Determine which lines contain the word "компрессоре", then copy those lines.

[Start of Given data]

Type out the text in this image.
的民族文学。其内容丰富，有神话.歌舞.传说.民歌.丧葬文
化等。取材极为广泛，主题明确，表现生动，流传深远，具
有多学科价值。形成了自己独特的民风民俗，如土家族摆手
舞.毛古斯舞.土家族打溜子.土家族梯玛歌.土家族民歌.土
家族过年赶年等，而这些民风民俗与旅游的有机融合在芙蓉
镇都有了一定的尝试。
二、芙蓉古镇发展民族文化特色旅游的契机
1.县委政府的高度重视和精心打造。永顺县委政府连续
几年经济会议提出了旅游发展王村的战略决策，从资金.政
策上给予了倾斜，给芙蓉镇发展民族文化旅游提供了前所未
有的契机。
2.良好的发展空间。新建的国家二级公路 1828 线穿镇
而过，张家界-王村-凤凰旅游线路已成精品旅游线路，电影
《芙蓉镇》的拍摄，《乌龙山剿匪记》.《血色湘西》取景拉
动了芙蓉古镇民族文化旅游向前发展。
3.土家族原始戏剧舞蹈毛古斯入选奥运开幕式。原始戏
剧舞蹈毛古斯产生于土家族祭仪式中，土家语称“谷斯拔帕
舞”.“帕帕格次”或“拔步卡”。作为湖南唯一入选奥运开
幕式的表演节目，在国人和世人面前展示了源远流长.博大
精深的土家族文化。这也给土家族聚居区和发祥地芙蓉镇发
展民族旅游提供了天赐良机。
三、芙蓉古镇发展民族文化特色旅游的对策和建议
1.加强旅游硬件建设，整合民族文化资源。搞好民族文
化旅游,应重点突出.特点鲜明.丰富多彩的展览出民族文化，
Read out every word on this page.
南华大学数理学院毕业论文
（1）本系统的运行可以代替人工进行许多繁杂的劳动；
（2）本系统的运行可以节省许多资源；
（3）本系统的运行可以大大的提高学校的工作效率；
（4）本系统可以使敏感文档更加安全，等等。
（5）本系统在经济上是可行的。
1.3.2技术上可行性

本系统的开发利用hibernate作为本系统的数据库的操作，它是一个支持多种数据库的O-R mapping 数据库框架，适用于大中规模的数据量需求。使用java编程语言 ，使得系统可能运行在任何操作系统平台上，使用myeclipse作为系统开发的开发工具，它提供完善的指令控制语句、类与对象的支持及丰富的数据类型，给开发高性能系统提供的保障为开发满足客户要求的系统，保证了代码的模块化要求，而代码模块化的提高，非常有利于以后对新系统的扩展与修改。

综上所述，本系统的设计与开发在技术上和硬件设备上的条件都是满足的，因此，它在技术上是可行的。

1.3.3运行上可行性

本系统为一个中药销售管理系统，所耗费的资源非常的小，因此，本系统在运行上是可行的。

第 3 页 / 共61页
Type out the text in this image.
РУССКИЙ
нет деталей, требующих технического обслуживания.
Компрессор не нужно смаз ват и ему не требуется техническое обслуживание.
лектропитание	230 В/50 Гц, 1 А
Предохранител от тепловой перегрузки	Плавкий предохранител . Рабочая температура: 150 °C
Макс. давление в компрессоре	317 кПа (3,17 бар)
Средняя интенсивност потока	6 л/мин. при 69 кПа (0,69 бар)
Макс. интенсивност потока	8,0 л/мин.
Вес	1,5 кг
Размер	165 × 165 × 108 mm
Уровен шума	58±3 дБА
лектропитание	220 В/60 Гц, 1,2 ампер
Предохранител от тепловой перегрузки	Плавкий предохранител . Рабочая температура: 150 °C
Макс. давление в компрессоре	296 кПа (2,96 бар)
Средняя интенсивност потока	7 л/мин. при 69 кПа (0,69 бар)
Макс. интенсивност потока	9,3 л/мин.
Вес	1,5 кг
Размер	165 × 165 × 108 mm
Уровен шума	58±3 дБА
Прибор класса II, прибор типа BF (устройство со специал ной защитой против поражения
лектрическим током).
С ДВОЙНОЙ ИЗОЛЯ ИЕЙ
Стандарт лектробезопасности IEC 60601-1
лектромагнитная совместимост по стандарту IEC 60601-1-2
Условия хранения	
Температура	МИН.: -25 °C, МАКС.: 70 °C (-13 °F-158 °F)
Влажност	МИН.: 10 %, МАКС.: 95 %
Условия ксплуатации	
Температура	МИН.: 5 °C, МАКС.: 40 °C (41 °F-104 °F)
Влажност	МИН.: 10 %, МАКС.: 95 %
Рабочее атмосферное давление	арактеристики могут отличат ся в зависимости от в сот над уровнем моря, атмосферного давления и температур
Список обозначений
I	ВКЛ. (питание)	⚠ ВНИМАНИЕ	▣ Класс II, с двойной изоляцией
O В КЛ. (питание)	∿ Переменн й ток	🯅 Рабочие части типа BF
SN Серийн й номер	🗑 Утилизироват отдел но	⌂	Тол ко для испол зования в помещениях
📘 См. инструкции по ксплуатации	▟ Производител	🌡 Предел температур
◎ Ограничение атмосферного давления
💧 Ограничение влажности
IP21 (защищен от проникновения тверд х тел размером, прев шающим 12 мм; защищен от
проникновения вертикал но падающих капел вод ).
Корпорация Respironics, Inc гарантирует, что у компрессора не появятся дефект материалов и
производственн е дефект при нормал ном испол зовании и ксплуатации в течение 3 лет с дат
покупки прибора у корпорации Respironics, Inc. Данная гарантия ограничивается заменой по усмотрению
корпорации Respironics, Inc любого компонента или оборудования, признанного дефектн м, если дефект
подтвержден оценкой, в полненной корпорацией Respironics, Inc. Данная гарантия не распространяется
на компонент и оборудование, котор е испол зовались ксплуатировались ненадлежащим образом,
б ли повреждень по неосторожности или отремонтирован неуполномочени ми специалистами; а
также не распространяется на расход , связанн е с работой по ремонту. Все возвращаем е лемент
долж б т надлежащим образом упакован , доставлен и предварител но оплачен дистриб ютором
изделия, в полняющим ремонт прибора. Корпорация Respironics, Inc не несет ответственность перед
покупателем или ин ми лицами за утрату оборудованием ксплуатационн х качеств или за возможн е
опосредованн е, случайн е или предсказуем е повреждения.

[End of Given data]

Written response:
Макс. давление в компрессоре	317 кПа (3,17 бар)
Макс. давление в компрессоре	296 кПа (2,96 бар)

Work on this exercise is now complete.